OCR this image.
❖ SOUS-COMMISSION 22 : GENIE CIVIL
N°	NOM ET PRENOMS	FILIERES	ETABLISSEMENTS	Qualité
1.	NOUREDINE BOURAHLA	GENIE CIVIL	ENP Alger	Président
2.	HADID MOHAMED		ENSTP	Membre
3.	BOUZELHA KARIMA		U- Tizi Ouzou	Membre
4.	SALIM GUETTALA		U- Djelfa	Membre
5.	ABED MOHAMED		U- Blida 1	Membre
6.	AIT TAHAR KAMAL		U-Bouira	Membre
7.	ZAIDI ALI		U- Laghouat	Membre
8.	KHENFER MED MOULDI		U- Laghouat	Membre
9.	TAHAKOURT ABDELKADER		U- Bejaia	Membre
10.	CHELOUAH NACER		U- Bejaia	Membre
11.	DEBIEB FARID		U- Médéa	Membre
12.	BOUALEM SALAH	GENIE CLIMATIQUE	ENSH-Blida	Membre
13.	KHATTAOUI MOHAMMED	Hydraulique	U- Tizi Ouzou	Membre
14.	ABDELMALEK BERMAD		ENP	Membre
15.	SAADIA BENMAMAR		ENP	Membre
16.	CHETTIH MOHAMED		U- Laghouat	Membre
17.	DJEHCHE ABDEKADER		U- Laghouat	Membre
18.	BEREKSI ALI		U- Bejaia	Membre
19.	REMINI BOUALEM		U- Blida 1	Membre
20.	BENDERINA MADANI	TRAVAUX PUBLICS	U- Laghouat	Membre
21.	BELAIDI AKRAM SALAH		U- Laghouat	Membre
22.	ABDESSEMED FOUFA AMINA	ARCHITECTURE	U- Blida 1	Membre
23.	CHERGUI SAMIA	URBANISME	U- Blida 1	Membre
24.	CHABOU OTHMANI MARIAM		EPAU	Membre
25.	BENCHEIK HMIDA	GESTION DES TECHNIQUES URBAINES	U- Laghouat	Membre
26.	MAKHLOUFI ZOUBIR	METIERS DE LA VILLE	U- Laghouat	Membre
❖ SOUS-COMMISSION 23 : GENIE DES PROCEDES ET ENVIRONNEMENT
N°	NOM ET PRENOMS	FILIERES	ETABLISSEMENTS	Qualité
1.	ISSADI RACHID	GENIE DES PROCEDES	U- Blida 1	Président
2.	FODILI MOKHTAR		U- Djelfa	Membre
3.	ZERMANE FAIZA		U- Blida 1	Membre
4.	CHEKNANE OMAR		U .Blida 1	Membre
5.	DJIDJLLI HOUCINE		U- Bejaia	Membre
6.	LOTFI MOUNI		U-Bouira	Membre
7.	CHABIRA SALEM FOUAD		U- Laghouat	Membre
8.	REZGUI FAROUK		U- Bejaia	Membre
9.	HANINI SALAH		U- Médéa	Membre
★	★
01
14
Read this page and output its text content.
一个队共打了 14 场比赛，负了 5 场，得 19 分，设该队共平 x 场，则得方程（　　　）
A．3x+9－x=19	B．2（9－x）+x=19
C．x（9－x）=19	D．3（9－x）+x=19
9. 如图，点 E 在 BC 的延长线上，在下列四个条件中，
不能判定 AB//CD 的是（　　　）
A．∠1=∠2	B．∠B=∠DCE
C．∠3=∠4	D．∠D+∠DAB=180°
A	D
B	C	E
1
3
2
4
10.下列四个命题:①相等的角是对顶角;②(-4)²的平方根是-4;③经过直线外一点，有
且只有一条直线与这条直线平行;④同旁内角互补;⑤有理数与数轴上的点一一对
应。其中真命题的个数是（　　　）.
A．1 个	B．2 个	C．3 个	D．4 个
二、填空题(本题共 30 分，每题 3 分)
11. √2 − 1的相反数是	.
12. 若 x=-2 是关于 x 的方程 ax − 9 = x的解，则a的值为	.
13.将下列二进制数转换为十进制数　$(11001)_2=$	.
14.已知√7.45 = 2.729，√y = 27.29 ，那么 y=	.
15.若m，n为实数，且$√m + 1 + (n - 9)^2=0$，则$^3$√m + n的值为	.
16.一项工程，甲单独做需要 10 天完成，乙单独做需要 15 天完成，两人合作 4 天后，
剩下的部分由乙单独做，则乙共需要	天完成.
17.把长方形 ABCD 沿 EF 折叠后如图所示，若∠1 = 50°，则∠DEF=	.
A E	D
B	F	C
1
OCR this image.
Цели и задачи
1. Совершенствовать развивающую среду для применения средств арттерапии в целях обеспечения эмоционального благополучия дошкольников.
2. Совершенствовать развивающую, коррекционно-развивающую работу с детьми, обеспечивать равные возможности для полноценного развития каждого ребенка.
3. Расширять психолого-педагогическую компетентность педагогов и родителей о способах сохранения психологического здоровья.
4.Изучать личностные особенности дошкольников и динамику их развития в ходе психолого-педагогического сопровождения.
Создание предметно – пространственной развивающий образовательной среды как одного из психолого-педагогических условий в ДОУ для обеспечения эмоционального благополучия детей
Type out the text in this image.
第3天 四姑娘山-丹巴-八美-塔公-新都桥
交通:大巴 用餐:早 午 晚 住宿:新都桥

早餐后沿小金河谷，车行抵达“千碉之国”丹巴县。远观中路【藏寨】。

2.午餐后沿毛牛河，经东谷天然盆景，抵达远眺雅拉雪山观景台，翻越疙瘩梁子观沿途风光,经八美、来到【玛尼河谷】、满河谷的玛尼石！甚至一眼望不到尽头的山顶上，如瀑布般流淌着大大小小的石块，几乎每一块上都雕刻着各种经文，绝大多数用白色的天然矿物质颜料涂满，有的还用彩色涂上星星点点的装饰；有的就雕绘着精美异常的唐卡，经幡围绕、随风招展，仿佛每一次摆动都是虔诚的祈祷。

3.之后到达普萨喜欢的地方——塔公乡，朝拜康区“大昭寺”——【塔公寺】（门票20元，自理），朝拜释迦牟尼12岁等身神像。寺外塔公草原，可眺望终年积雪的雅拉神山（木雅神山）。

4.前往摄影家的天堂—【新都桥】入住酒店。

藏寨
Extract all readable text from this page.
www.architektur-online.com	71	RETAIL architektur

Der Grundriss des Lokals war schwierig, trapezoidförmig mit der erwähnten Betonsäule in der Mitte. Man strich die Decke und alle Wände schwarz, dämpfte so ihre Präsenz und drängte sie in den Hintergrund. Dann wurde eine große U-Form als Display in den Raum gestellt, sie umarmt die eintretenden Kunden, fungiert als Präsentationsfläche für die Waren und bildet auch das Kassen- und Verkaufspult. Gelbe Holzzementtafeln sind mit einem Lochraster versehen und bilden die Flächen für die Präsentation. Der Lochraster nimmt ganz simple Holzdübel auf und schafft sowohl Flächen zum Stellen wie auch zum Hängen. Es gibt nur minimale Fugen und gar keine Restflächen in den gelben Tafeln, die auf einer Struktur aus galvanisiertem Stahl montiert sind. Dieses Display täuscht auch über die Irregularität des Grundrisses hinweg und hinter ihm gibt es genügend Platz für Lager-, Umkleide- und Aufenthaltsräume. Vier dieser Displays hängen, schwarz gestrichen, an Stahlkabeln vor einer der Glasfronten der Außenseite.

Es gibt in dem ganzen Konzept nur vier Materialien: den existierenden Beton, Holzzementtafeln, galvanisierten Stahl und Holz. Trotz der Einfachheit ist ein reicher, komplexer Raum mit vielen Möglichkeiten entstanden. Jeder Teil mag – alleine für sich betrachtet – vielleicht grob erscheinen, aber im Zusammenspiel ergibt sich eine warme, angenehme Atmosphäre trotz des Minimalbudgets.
=======
Stated problem ::
From the entries above, return each line with the word "Médéa" in it.

Response to this exercise ::
11.	DEBIEB FARID		U- Médéa	Membre
9.	HANINI SALAH		U- Médéa	Membre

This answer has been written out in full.